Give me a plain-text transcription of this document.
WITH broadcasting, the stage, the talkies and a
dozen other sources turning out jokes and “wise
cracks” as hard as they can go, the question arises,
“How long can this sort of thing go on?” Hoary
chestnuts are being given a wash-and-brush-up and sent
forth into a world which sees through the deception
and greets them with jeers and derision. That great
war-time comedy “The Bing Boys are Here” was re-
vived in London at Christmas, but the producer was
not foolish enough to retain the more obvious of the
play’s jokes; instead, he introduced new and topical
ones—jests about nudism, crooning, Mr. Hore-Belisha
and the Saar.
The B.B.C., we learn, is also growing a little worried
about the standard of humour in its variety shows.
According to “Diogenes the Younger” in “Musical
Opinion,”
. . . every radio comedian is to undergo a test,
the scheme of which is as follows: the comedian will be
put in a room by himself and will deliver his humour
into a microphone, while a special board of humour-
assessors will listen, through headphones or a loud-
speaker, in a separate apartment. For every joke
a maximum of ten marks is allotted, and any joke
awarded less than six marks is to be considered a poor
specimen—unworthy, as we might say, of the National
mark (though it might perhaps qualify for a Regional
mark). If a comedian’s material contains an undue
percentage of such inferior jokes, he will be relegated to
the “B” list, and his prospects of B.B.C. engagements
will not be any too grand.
--------
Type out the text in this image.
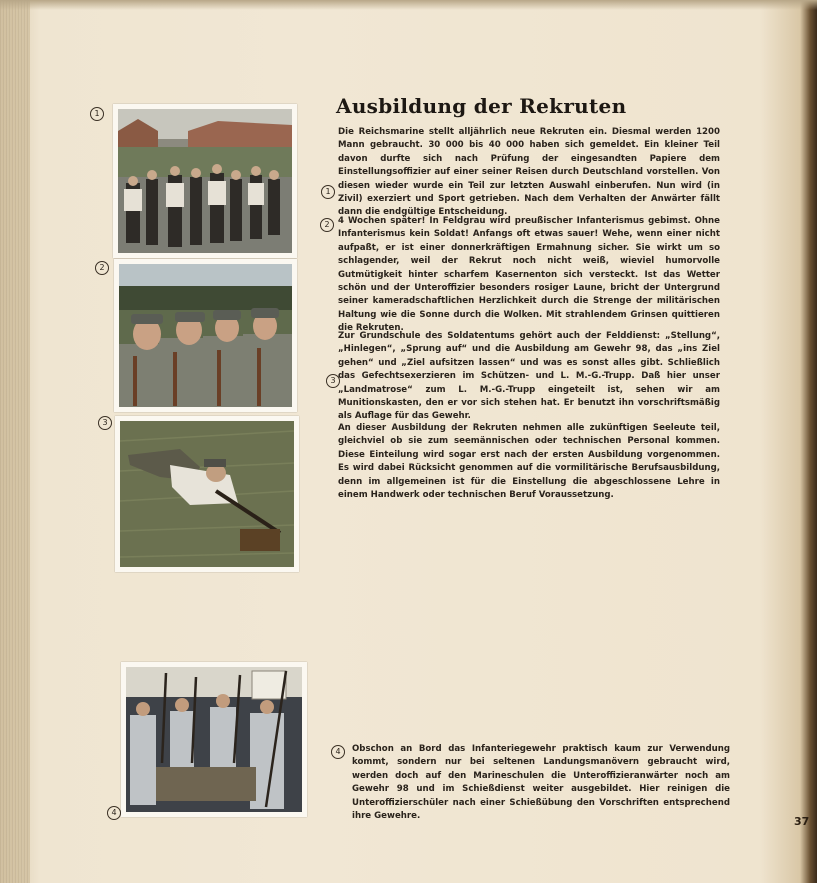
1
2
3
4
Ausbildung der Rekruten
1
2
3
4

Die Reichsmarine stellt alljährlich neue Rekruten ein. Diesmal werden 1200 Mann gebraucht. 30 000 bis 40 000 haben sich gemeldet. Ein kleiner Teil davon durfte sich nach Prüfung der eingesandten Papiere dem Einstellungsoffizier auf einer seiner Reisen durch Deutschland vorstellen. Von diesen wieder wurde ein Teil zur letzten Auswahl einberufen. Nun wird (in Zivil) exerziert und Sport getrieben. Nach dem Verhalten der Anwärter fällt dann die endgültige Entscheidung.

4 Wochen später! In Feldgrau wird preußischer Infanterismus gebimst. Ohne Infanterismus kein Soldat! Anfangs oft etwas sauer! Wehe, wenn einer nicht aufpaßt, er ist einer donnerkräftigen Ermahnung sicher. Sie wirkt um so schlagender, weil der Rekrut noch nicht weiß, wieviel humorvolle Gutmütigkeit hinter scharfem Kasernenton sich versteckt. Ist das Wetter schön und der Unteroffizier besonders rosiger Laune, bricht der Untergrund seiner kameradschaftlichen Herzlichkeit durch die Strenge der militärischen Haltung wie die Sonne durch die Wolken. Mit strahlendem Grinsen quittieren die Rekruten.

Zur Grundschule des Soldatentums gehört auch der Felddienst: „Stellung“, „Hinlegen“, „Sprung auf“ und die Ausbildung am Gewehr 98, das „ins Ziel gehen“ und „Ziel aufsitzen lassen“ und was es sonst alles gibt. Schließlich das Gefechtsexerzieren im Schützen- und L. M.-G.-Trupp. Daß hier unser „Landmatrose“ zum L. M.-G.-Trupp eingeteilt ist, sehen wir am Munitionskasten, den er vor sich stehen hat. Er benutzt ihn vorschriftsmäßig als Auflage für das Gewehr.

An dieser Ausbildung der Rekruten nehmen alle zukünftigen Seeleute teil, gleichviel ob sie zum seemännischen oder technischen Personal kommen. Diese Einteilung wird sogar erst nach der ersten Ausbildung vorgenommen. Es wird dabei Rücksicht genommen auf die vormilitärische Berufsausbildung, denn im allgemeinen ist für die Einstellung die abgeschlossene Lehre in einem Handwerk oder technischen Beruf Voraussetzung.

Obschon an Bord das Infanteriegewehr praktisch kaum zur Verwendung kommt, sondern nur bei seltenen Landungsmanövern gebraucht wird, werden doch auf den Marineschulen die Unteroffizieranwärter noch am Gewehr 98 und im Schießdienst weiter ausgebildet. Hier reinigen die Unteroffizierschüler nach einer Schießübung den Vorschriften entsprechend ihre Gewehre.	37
--------
- What to work on:
Among the entries above, how many lines hold the string "Ausbildung"? Respond with nothing but the number.

- Answer space:
3